> **Dataset content**:
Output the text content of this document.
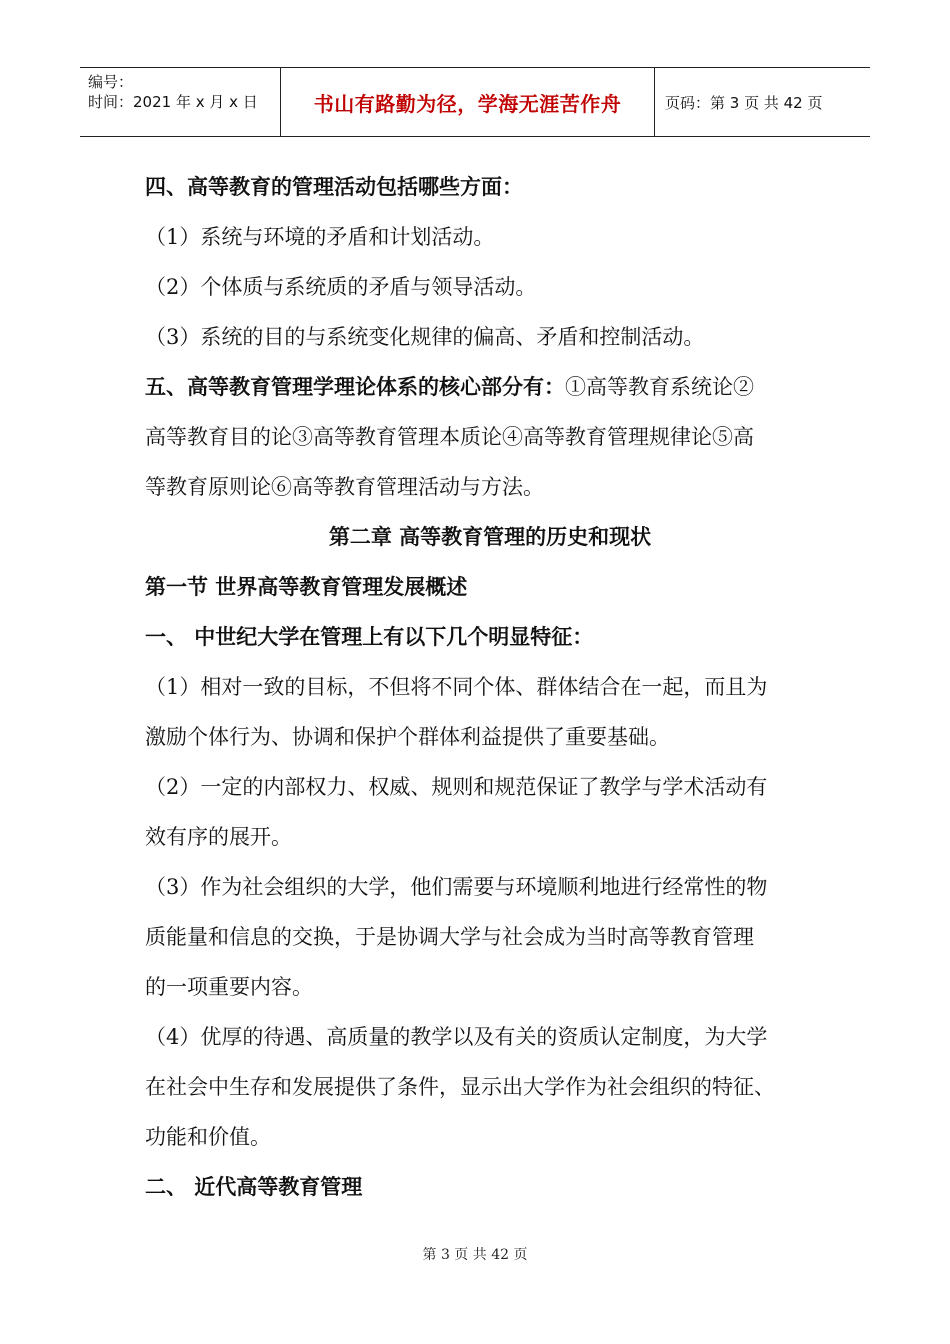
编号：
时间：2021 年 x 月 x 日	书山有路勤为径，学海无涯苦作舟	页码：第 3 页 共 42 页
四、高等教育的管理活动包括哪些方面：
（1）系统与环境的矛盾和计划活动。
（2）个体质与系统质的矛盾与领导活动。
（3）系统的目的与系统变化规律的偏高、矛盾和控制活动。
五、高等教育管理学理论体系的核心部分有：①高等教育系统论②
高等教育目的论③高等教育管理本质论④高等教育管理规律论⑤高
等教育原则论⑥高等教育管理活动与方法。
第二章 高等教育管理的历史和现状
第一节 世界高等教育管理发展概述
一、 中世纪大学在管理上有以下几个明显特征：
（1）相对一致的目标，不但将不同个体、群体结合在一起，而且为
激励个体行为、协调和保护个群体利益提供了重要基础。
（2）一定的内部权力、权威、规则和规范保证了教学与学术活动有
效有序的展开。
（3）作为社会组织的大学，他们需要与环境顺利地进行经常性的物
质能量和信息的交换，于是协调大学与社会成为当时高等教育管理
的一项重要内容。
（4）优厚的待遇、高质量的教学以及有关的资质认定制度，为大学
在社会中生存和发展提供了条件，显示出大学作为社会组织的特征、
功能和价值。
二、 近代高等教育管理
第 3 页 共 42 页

...

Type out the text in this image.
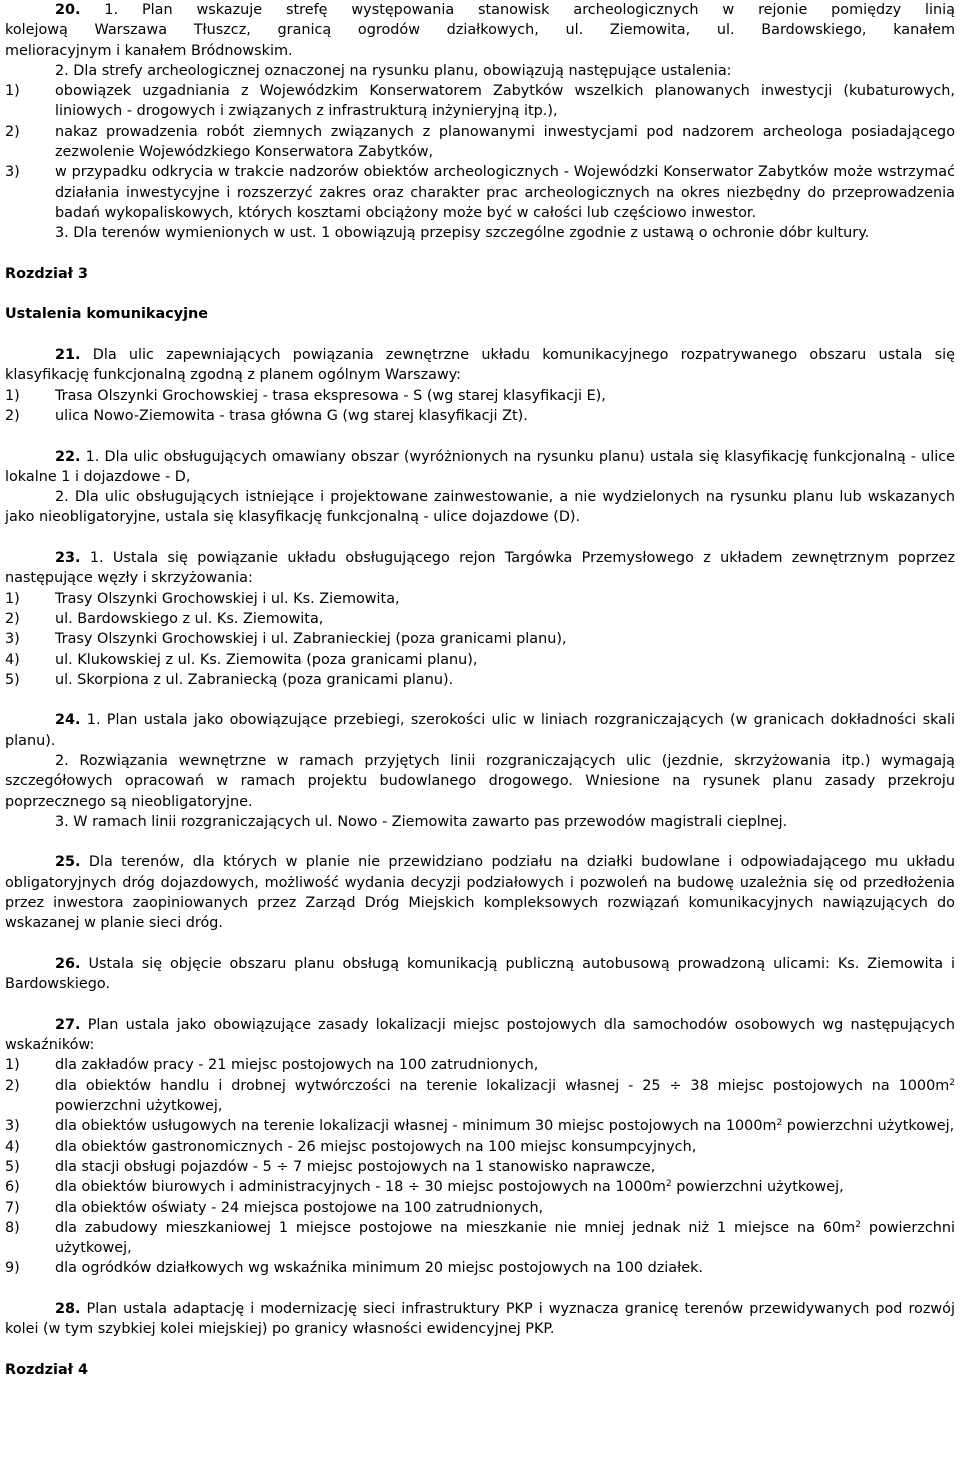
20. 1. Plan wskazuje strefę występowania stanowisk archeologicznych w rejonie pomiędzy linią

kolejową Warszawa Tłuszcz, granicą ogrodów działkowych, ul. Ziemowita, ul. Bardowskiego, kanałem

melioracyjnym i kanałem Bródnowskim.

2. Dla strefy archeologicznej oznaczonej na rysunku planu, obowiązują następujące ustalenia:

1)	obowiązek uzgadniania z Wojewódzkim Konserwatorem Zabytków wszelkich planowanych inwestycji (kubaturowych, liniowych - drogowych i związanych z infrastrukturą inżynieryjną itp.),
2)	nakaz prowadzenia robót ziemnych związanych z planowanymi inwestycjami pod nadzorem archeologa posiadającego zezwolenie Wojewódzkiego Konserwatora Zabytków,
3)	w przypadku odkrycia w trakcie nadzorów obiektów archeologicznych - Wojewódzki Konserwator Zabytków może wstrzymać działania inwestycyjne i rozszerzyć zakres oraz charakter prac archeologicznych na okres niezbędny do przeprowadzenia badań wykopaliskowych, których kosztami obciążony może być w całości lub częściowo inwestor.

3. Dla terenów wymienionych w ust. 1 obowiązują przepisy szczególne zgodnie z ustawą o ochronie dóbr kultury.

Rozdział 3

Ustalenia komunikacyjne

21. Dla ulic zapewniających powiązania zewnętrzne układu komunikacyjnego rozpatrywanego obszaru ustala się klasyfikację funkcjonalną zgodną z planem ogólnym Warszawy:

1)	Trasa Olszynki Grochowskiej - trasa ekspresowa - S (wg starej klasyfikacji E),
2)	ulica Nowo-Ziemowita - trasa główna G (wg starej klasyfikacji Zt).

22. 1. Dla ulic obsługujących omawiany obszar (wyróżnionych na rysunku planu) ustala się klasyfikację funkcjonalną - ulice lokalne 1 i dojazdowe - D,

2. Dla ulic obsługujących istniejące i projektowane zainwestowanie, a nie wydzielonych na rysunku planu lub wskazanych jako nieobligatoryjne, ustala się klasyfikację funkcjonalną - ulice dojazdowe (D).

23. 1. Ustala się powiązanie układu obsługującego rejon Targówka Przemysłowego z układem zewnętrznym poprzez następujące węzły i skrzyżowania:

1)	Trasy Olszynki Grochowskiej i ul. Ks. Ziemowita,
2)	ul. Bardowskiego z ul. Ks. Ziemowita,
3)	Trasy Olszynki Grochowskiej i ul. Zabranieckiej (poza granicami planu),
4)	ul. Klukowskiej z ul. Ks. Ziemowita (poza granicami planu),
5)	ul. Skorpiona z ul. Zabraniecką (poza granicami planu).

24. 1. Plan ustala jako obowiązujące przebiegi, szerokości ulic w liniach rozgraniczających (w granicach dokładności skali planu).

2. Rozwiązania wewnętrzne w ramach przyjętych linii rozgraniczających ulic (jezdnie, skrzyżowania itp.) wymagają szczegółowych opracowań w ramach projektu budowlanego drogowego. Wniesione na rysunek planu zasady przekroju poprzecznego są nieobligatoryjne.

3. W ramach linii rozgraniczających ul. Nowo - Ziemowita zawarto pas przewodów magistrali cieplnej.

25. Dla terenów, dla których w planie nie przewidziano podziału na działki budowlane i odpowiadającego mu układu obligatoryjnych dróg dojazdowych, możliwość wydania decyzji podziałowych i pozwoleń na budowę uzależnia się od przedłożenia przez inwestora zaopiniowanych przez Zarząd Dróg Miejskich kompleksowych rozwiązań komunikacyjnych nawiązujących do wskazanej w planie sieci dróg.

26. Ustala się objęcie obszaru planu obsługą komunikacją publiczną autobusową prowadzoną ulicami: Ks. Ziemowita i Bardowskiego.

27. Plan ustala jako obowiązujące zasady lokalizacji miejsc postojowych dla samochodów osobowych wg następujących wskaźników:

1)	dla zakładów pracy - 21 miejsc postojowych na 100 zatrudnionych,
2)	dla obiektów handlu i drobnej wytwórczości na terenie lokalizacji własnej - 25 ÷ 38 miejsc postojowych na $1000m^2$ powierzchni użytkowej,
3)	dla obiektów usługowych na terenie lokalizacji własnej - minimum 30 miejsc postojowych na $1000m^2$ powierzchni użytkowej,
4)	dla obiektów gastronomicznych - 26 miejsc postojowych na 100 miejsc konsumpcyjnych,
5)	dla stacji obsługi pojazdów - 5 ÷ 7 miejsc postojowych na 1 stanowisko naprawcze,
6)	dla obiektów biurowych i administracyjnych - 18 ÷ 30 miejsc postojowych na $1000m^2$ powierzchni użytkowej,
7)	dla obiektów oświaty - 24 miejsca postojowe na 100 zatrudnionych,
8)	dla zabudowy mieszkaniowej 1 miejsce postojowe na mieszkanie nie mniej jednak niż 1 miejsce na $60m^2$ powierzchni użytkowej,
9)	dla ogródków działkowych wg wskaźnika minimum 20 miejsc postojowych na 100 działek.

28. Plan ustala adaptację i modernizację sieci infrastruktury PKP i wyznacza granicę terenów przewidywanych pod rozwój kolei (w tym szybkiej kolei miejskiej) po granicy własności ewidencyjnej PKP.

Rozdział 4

--

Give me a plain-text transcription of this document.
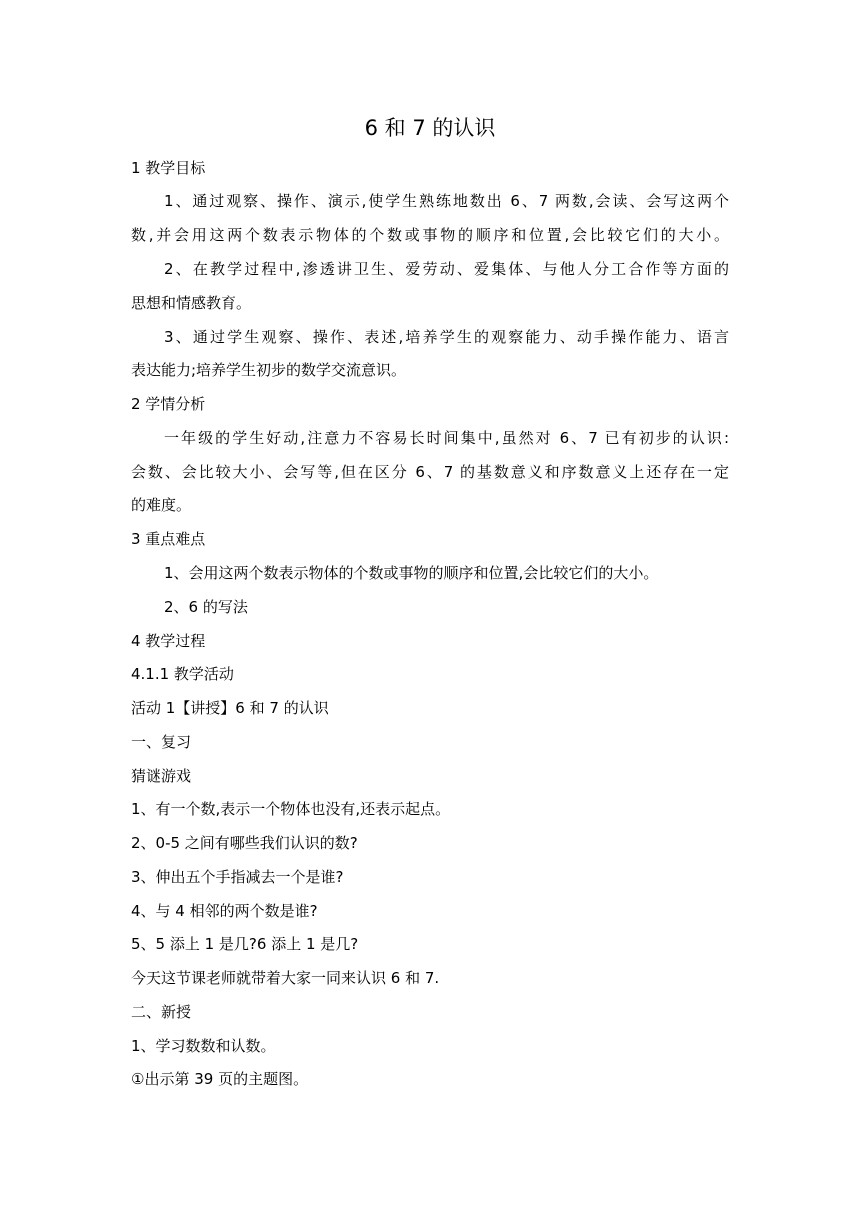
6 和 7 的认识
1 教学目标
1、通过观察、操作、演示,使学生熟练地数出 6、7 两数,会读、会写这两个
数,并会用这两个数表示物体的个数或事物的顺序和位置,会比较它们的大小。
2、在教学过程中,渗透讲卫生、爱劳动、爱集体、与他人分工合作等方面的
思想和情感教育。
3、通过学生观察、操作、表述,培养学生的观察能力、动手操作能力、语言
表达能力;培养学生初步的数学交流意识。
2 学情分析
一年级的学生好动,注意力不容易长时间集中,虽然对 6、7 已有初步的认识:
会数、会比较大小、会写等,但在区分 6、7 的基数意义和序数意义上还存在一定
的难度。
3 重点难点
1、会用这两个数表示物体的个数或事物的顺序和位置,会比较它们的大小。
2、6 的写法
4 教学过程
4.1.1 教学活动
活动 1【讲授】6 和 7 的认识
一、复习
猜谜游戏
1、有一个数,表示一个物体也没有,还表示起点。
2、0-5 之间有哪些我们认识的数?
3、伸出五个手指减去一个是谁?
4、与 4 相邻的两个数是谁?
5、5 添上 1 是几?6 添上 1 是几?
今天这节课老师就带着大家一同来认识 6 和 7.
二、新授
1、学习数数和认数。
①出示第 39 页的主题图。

> **Task goal**: Work out how many lines of the data above hold the word "obsługujących", and write only the count.

> **Output for this task**: 2